### Written task
Write the records out again, precisely as they stand.

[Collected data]

====================

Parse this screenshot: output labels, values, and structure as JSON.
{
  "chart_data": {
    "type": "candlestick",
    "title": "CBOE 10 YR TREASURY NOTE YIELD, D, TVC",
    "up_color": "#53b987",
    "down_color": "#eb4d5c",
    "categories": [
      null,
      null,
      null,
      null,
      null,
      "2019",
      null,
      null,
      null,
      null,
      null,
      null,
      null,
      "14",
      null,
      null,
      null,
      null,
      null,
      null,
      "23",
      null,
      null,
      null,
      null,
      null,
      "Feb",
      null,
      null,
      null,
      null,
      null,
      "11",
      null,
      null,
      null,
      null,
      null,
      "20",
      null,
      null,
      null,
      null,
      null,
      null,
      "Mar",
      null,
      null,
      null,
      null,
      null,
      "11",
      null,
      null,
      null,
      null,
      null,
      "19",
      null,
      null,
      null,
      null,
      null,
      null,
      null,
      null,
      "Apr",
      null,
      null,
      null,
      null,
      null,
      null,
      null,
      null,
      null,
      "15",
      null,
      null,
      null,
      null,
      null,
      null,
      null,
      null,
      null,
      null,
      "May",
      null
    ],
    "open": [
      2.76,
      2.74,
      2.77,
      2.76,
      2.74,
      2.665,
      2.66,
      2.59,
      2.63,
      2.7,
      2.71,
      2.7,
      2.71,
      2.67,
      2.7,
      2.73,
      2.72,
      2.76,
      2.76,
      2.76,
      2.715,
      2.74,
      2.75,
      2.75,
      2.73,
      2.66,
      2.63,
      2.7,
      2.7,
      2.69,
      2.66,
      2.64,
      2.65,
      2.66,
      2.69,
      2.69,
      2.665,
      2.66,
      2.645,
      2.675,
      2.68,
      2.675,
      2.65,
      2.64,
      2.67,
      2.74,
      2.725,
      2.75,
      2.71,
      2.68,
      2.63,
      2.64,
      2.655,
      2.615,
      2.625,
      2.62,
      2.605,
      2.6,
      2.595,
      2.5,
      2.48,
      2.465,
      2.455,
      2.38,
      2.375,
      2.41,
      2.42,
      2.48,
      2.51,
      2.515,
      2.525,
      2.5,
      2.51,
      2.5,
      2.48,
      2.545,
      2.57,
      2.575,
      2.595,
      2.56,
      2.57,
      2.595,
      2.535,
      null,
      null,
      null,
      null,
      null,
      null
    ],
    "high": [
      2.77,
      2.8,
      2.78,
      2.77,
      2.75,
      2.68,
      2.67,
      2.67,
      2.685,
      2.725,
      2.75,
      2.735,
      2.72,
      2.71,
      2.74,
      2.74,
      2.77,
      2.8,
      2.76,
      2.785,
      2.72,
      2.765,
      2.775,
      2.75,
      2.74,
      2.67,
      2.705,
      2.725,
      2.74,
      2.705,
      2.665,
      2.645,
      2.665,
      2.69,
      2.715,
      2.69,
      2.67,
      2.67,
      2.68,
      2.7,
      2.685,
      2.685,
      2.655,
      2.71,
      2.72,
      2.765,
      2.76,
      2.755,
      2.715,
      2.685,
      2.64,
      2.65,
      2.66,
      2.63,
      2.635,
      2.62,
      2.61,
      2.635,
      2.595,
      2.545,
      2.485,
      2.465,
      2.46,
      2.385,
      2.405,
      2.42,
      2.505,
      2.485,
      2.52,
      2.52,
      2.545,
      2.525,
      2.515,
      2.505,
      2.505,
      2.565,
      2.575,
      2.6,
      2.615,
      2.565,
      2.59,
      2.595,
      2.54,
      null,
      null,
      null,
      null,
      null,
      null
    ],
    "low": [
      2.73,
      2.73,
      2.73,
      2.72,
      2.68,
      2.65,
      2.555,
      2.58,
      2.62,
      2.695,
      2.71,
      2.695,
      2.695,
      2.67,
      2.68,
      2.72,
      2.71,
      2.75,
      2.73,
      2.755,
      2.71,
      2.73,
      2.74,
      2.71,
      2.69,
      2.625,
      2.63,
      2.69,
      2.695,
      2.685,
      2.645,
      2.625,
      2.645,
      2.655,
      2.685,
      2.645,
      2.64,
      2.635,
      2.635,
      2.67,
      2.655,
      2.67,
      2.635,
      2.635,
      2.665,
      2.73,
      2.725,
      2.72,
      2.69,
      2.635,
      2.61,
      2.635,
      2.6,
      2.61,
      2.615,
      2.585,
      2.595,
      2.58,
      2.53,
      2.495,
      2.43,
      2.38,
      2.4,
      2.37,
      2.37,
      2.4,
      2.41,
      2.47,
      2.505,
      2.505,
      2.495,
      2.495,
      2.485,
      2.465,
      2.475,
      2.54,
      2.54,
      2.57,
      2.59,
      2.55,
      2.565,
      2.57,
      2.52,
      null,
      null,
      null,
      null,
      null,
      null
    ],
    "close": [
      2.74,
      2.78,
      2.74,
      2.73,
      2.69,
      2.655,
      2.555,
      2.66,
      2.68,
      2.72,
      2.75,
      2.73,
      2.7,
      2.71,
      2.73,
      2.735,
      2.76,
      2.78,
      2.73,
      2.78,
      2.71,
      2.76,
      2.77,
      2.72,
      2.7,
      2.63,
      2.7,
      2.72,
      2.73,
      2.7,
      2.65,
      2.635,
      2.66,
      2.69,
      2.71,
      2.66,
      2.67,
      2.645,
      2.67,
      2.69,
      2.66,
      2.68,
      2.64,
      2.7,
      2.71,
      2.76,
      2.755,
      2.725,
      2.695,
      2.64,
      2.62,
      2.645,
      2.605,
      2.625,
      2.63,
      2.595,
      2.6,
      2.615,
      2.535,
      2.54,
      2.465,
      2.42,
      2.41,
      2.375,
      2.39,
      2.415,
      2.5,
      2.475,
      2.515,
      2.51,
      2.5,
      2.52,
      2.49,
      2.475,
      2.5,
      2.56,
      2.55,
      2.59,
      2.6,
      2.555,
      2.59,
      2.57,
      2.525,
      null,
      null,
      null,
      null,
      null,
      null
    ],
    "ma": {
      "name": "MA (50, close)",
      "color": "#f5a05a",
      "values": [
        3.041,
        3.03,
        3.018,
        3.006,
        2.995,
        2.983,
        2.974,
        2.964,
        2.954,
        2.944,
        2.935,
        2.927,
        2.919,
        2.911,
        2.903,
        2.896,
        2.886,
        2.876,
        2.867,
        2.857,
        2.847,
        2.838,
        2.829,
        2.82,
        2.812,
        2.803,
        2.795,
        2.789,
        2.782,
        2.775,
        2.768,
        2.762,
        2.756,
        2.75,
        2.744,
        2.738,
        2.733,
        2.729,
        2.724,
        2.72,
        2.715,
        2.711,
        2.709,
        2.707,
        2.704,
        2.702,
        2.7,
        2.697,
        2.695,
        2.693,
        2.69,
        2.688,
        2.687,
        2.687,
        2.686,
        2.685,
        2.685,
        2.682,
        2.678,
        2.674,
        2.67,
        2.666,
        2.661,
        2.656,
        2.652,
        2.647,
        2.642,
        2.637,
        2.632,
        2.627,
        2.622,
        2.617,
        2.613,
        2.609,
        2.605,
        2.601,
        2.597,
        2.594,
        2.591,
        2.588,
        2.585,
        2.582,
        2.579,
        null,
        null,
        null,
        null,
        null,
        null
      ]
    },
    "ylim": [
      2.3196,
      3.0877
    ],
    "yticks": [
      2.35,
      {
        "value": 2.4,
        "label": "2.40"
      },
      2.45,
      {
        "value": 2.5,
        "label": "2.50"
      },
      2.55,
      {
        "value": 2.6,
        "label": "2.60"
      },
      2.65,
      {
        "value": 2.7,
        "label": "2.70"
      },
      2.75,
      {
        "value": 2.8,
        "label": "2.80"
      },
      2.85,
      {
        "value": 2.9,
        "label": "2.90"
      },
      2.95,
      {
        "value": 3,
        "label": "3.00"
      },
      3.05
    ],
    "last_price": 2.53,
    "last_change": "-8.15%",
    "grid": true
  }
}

====================

### Task result
Parse this screenshot: output labels, values, and structure as JSON.
{
  "chart_data": {
    "type": "candlestick",
    "title": "CBOE 10 YR TREASURY NOTE YIELD, D, TVC",
    "up_color": "#53b987",
    "down_color": "#eb4d5c",
    "categories": [
      null,
      null,
      null,
      null,
      null,
      "2019",
      null,
      null,
      null,
      null,
      null,
      null,
      null,
      "14",
      null,
      null,
      null,
      null,
      null,
      null,
      "23",
      null,
      null,
      null,
      null,
      null,
      "Feb",
      null,
      null,
      null,
      null,
      null,
      "11",
      null,
      null,
      null,
      null,
      null,
      "20",
      null,
      null,
      null,
      null,
      null,
      null,
      "Mar",
      null,
      null,
      null,
      null,
      null,
      "11",
      null,
      null,
      null,
      null,
      null,
      "19",
      null,
      null,
      null,
      null,
      null,
      null,
      null,
      null,
      "Apr",
      null,
      null,
      null,
      null,
      null,
      null,
      null,
      null,
      null,
      "15",
      null,
      null,
      null,
      null,
      null,
      null,
      null,
      null,
      null,
      null,
      "May",
      null
    ],
    "open": [
      2.76,
      2.74,
      2.77,
      2.76,
      2.74,
      2.665,
      2.66,
      2.59,
      2.63,
      2.7,
      2.71,
      2.7,
      2.71,
      2.67,
      2.7,
      2.73,
      2.72,
      2.76,
      2.76,
      2.76,
      2.715,
      2.74,
      2.75,
      2.75,
      2.73,
      2.66,
      2.63,
      2.7,
      2.7,
      2.69,
      2.66,
      2.64,
      2.65,
      2.66,
      2.69,
      2.69,
      2.665,
      2.66,
      2.645,
      2.675,
      2.68,
      2.675,
      2.65,
      2.64,
      2.67,
      2.74,
      2.725,
      2.75,
      2.71,
      2.68,
      2.63,
      2.64,
      2.655,
      2.615,
      2.625,
      2.62,
      2.605,
      2.6,
      2.595,
      2.5,
      2.48,
      2.465,
      2.455,
      2.38,
      2.375,
      2.41,
      2.42,
      2.48,
      2.51,
      2.515,
      2.525,
      2.5,
      2.51,
      2.5,
      2.48,
      2.545,
      2.57,
      2.575,
      2.595,
      2.56,
      2.57,
      2.595,
      2.535,
      null,
      null,
      null,
      null,
      null,
      null
    ],
    "high": [
      2.77,
      2.8,
      2.78,
      2.77,
      2.75,
      2.68,
      2.67,
      2.67,
      2.685,
      2.725,
      2.75,
      2.735,
      2.72,
      2.71,
      2.74,
      2.74,
      2.77,
      2.8,
      2.76,
      2.785,
      2.72,
      2.765,
      2.775,
      2.75,
      2.74,
      2.67,
      2.705,
      2.725,
      2.74,
      2.705,
      2.665,
      2.645,
      2.665,
      2.69,
      2.715,
      2.69,
      2.67,
      2.67,
      2.68,
      2.7,
      2.685,
      2.685,
      2.655,
      2.71,
      2.72,
      2.765,
      2.76,
      2.755,
      2.715,
      2.685,
      2.64,
      2.65,
      2.66,
      2.63,
      2.635,
      2.62,
      2.61,
      2.635,
      2.595,
      2.545,
      2.485,
      2.465,
      2.46,
      2.385,
      2.405,
      2.42,
      2.505,
      2.485,
      2.52,
      2.52,
      2.545,
      2.525,
      2.515,
      2.505,
      2.505,
      2.565,
      2.575,
      2.6,
      2.615,
      2.565,
      2.59,
      2.595,
      2.54,
      null,
      null,
      null,
      null,
      null,
      null
    ],
    "low": [
      2.73,
      2.73,
      2.73,
      2.72,
      2.68,
      2.65,
      2.555,
      2.58,
      2.62,
      2.695,
      2.71,
      2.695,
      2.695,
      2.67,
      2.68,
      2.72,
      2.71,
      2.75,
      2.73,
      2.755,
      2.71,
      2.73,
      2.74,
      2.71,
      2.69,
      2.625,
      2.63,
      2.69,
      2.695,
      2.685,
      2.645,
      2.625,
      2.645,
      2.655,
      2.685,
      2.645,
      2.64,
      2.635,
      2.635,
      2.67,
      2.655,
      2.67,
      2.635,
      2.635,
      2.665,
      2.73,
      2.725,
      2.72,
      2.69,
      2.635,
      2.61,
      2.635,
      2.6,
      2.61,
      2.615,
      2.585,
      2.595,
      2.58,
      2.53,
      2.495,
      2.43,
      2.38,
      2.4,
      2.37,
      2.37,
      2.4,
      2.41,
      2.47,
      2.505,
      2.505,
      2.495,
      2.495,
      2.485,
      2.465,
      2.475,
      2.54,
      2.54,
      2.57,
      2.59,
      2.55,
      2.565,
      2.57,
      2.52,
      null,
      null,
      null,
      null,
      null,
      null
    ],
    "close": [
      2.74,
      2.78,
      2.74,
      2.73,
      2.69,
      2.655,
      2.555,
      2.66,
      2.68,
      2.72,
      2.75,
      2.73,
      2.7,
      2.71,
      2.73,
      2.735,
      2.76,
      2.78,
      2.73,
      2.78,
      2.71,
      2.76,
      2.77,
      2.72,
      2.7,
      2.63,
      2.7,
      2.72,
      2.73,
      2.7,
      2.65,
      2.635,
      2.66,
      2.69,
      2.71,
      2.66,
      2.67,
      2.645,
      2.67,
      2.69,
      2.66,
      2.68,
      2.64,
      2.7,
      2.71,
      2.76,
      2.755,
      2.725,
      2.695,
      2.64,
      2.62,
      2.645,
      2.605,
      2.625,
      2.63,
      2.595,
      2.6,
      2.615,
      2.535,
      2.54,
      2.465,
      2.42,
      2.41,
      2.375,
      2.39,
      2.415,
      2.5,
      2.475,
      2.515,
      2.51,
      2.5,
      2.52,
      2.49,
      2.475,
      2.5,
      2.56,
      2.55,
      2.59,
      2.6,
      2.555,
      2.59,
      2.57,
      2.525,
      null,
      null,
      null,
      null,
      null,
      null
    ],
    "ma": {
      "name": "MA (50, close)",
      "color": "#f5a05a",
      "values": [
        3.041,
        3.03,
        3.018,
        3.006,
        2.995,
        2.983,
        2.974,
        2.964,
        2.954,
        2.944,
        2.935,
        2.927,
        2.919,
        2.911,
        2.903,
        2.896,
        2.886,
        2.876,
        2.867,
        2.857,
        2.847,
        2.838,
        2.829,
        2.82,
        2.812,
        2.803,
        2.795,
        2.789,
        2.782,
        2.775,
        2.768,
        2.762,
        2.756,
        2.75,
        2.744,
        2.738,
        2.733,
        2.729,
        2.724,
        2.72,
        2.715,
        2.711,
        2.709,
        2.707,
        2.704,
        2.702,
        2.7,
        2.697,
        2.695,
        2.693,
        2.69,
        2.688,
        2.687,
        2.687,
        2.686,
        2.685,
        2.685,
        2.682,
        2.678,
        2.674,
        2.67,
        2.666,
        2.661,
        2.656,
        2.652,
        2.647,
        2.642,
        2.637,
        2.632,
        2.627,
        2.622,
        2.617,
        2.613,
        2.609,
        2.605,
        2.601,
        2.597,
        2.594,
        2.591,
        2.588,
        2.585,
        2.582,
        2.579,
        null,
        null,
        null,
        null,
        null,
        null
      ]
    },
    "ylim": [
      2.3196,
      3.0877
    ],
    "yticks": [
      2.35,
      {
        "value": 2.4,
        "label": "2.40"
      },
      2.45,
      {
        "value": 2.5,
        "label": "2.50"
      },
      2.55,
      {
        "value": 2.6,
        "label": "2.60"
      },
      2.65,
      {
        "value": 2.7,
        "label": "2.70"
      },
      2.75,
      {
        "value": 2.8,
        "label": "2.80"
      },
      2.85,
      {
        "value": 2.9,
        "label": "2.90"
      },
      2.95,
      {
        "value": 3,
        "label": "3.00"
      },
      3.05
    ],
    "last_price": 2.53,
    "last_change": "-8.15%",
    "grid": true
  }
}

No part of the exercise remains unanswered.